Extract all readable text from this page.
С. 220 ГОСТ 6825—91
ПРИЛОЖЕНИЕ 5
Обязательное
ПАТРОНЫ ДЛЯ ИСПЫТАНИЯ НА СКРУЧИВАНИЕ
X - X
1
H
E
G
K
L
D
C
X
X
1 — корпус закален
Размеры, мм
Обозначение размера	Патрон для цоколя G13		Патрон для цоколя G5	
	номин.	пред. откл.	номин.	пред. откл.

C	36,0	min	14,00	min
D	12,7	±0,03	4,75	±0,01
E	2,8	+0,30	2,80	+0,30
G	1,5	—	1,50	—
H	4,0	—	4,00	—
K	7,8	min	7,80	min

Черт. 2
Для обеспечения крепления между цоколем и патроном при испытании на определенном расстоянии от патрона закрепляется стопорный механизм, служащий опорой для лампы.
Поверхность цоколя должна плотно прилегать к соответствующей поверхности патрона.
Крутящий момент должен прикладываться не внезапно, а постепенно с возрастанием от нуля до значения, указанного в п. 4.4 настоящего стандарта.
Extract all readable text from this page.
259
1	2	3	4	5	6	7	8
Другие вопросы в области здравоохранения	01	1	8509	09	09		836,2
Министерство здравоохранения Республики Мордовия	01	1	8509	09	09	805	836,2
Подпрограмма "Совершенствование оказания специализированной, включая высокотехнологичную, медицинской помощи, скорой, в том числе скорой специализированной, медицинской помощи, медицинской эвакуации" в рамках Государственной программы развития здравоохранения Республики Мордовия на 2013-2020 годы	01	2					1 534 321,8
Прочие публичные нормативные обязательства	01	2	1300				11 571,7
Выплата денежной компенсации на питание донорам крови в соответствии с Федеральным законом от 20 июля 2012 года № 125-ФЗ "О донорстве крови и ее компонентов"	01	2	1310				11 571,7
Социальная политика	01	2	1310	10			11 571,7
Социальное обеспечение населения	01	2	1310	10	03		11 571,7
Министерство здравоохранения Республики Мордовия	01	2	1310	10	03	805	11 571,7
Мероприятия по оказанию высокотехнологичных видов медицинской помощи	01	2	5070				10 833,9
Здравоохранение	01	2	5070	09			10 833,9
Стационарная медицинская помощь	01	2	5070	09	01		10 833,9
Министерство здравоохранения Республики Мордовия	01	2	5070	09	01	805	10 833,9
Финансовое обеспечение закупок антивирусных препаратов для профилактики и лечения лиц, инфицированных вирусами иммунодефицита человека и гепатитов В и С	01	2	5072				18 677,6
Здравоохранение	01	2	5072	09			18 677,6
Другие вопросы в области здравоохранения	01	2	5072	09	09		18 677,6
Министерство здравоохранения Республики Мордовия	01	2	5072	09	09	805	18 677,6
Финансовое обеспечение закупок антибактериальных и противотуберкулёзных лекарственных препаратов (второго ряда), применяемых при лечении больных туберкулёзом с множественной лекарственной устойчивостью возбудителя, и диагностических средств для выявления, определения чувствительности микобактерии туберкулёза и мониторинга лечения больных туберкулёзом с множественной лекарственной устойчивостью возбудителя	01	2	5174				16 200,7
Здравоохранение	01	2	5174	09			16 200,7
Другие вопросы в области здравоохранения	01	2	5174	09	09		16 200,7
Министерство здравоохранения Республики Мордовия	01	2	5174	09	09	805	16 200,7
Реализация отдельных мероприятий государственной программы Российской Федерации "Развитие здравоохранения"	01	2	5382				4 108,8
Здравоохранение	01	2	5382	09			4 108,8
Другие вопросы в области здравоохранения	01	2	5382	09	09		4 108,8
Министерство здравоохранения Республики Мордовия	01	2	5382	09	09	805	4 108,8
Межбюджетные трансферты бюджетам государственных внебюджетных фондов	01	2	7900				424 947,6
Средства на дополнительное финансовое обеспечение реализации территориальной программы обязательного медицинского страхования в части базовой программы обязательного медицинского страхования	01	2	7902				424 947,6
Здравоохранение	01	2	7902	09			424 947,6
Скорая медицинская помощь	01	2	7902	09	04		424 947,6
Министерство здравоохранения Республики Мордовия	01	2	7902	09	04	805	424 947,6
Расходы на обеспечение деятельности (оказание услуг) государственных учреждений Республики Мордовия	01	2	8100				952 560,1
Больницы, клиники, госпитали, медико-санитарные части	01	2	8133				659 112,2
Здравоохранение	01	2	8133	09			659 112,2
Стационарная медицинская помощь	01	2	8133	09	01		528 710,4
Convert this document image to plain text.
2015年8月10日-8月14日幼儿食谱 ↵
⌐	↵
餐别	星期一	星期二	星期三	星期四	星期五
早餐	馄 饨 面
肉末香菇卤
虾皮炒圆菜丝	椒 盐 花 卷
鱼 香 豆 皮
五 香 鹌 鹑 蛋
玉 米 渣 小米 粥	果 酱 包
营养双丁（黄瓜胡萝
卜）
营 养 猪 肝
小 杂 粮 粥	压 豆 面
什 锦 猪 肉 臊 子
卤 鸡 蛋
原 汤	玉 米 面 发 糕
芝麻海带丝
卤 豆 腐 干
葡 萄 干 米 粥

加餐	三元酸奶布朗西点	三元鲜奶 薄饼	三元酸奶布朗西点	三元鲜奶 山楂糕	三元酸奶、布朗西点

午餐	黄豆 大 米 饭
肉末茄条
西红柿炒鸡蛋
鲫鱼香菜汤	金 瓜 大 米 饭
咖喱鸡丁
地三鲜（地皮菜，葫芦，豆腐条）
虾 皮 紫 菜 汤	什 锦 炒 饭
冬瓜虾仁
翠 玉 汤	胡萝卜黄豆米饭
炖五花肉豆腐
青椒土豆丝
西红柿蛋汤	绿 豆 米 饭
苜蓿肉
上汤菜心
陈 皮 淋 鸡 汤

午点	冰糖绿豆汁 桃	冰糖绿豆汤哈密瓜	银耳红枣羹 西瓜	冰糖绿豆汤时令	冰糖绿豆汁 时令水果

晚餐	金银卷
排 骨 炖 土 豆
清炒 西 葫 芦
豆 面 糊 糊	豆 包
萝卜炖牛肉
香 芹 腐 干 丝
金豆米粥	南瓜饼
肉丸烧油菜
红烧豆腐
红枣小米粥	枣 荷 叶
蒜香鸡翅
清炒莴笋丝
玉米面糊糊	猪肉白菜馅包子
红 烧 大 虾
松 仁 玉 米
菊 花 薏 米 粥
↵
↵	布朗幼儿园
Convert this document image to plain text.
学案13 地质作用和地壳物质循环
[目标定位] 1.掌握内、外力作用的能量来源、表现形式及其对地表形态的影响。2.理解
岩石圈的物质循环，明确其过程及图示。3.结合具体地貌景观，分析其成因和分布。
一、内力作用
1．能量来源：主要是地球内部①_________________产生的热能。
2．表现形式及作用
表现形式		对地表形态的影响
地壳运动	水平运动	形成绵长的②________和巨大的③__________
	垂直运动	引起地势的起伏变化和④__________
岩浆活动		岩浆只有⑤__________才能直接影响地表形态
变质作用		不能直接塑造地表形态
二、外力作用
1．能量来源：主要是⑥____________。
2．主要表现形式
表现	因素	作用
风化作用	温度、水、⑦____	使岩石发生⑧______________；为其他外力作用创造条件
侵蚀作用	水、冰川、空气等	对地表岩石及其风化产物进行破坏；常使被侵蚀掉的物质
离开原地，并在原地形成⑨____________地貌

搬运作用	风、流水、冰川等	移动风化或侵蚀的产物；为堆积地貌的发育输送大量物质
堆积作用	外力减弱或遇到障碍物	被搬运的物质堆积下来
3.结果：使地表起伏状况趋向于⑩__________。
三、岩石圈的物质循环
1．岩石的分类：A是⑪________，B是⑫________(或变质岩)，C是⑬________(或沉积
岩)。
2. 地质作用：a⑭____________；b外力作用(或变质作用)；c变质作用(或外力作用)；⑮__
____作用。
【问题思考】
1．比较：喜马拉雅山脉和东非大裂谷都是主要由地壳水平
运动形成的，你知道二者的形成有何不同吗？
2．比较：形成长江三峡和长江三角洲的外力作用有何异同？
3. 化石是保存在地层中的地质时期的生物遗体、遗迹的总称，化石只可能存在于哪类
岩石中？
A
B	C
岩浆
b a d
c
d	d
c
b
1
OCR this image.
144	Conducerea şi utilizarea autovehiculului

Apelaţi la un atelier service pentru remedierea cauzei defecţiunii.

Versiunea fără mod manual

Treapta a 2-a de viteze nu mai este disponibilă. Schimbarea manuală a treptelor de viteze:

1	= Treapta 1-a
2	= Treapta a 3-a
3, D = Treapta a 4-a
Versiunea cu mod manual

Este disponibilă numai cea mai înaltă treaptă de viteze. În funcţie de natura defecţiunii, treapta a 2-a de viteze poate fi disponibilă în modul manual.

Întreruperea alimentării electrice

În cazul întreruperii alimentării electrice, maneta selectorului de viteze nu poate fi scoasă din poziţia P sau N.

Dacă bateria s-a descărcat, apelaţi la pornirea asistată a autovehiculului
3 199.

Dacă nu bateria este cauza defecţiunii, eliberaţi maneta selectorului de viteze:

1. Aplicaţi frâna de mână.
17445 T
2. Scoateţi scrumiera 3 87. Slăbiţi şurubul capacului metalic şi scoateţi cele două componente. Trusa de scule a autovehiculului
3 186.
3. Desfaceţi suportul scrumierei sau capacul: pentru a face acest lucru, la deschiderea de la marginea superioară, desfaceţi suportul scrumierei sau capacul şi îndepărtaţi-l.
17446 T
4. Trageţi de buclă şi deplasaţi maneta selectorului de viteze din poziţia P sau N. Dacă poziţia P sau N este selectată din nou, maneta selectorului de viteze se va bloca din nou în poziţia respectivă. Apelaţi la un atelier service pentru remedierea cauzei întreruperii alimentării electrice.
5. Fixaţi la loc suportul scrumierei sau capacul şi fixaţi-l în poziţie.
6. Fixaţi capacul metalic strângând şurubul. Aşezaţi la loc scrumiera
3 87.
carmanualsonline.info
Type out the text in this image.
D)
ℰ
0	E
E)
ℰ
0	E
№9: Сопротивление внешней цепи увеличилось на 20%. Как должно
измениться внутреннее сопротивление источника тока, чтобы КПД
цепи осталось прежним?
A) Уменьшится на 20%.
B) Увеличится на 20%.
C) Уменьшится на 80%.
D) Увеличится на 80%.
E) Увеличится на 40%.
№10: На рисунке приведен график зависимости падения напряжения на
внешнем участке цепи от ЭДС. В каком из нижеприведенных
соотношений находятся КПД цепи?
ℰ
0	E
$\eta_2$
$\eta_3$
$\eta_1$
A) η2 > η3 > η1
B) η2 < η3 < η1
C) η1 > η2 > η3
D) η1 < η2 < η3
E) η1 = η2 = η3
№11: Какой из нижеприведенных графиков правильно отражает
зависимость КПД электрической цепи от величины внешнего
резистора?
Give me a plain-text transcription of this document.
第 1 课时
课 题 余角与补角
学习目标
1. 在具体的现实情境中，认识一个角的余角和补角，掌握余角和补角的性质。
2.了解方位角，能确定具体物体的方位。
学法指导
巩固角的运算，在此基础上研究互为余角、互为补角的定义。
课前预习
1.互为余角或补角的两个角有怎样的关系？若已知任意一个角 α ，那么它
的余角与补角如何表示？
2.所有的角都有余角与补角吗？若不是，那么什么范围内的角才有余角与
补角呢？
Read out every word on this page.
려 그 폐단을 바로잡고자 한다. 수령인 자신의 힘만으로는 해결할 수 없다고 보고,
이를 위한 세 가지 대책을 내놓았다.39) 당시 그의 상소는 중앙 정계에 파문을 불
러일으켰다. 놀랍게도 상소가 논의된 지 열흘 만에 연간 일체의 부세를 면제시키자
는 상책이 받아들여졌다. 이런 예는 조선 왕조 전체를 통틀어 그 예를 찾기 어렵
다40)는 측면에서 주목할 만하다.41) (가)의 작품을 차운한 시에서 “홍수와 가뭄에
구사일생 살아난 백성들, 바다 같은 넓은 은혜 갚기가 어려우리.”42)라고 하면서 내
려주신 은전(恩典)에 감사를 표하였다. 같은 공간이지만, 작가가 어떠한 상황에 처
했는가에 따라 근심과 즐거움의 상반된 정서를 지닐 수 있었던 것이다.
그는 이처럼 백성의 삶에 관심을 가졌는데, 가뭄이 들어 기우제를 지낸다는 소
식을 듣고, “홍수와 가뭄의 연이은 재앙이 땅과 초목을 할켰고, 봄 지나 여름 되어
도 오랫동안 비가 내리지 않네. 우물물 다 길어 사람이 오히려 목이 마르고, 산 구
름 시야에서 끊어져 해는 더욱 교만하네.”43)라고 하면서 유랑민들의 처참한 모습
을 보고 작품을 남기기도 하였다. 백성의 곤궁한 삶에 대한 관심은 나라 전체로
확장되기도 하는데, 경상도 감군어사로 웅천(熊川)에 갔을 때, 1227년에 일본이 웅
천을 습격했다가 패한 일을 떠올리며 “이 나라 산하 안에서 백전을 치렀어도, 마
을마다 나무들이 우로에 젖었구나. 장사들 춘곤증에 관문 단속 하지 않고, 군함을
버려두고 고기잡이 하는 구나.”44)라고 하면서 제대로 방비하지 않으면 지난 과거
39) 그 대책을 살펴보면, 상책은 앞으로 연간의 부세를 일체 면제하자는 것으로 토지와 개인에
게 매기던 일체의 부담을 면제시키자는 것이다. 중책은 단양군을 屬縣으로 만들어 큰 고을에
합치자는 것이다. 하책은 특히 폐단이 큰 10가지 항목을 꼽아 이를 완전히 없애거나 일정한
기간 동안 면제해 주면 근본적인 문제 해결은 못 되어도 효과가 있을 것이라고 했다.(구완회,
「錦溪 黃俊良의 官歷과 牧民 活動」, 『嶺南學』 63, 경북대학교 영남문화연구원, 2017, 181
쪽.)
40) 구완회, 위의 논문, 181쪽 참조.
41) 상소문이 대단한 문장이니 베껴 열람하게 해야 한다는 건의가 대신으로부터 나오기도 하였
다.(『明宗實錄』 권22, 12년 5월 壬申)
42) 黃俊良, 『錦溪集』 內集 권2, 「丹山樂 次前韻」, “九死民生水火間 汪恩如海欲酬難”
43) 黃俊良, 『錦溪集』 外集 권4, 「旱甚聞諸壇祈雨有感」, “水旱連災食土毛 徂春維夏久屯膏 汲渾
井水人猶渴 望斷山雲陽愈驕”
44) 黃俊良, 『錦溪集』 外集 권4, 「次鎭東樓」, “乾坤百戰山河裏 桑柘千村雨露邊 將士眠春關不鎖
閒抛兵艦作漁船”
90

## Work to be completed
Show the lines that mention the word "cauzei".

## Written solution
Apelaţi la un atelier service pentru remedierea cauzei defecţiunii.
4. Trageţi de buclă şi deplasaţi maneta selectorului de viteze din poziţia P sau N. Dacă poziţia P sau N este selectată din nou, maneta selectorului de viteze se va bloca din nou în poziţia respectivă. Apelaţi la un atelier service pentru remedierea cauzei întreruperii alimentării electrice.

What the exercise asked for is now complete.